* [Stored data entries]
-------

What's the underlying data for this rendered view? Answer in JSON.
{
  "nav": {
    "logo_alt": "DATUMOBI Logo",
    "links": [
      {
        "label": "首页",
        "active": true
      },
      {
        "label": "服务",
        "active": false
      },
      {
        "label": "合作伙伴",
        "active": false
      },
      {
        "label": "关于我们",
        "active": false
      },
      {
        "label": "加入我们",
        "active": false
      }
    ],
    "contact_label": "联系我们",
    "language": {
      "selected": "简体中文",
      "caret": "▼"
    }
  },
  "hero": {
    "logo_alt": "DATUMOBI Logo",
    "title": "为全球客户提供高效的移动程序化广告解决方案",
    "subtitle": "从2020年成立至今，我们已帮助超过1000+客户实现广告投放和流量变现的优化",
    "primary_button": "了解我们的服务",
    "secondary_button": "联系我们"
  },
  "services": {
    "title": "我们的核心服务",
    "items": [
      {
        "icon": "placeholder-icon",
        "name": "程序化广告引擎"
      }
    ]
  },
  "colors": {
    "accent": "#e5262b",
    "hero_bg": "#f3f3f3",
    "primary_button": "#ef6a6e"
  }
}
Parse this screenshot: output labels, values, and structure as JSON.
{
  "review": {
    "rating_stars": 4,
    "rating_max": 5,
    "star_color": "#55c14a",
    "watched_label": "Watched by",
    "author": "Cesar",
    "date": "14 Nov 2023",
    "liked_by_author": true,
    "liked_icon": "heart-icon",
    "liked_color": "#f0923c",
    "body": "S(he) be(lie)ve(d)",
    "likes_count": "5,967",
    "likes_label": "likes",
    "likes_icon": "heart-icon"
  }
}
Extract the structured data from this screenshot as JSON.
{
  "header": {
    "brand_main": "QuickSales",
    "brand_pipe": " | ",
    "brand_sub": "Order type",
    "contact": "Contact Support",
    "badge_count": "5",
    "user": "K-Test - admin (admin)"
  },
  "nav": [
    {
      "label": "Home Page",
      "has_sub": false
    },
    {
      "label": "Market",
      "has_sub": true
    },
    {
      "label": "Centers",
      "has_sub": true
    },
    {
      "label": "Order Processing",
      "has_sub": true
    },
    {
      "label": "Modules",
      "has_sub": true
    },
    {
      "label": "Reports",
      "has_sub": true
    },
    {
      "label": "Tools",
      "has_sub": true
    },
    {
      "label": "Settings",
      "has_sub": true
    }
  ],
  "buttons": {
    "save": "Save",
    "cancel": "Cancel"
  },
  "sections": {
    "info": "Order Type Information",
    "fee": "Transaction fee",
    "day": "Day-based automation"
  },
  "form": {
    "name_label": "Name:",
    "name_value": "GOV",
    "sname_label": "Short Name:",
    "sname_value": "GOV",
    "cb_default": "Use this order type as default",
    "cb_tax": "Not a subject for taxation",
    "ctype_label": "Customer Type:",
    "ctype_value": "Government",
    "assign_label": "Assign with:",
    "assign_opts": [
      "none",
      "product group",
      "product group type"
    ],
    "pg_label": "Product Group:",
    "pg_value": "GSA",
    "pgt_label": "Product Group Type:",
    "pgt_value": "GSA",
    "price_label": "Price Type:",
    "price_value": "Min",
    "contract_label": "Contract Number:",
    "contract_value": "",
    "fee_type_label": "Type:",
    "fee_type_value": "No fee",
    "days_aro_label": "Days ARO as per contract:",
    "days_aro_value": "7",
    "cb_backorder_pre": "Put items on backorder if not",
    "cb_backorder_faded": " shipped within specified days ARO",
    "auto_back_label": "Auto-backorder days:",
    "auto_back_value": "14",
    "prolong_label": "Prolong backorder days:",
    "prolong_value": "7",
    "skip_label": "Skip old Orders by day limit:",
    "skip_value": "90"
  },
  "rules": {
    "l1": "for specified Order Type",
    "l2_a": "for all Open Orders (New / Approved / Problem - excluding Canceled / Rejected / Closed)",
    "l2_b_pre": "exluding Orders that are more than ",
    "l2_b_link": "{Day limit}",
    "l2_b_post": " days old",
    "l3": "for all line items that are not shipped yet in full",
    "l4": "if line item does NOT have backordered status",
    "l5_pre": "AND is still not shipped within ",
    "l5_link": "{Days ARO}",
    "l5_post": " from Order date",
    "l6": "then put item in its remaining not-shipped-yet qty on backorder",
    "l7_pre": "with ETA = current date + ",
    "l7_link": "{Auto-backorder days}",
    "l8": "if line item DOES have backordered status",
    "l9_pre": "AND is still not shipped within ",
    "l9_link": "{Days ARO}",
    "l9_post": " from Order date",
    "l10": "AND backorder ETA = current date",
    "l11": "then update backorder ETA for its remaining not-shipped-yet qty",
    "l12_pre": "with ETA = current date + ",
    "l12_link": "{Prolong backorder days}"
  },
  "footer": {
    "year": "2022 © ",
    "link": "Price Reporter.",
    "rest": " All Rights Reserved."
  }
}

-------

* [WORK REQUIRED] Identify all lines in the records above with the word "current".

* [SOLUTION FOR THIS TASK]
    "l7_pre": "with ETA = current date + ",
    "l10": "AND backorder ETA = current date",
    "l12_pre": "with ETA = current date + ",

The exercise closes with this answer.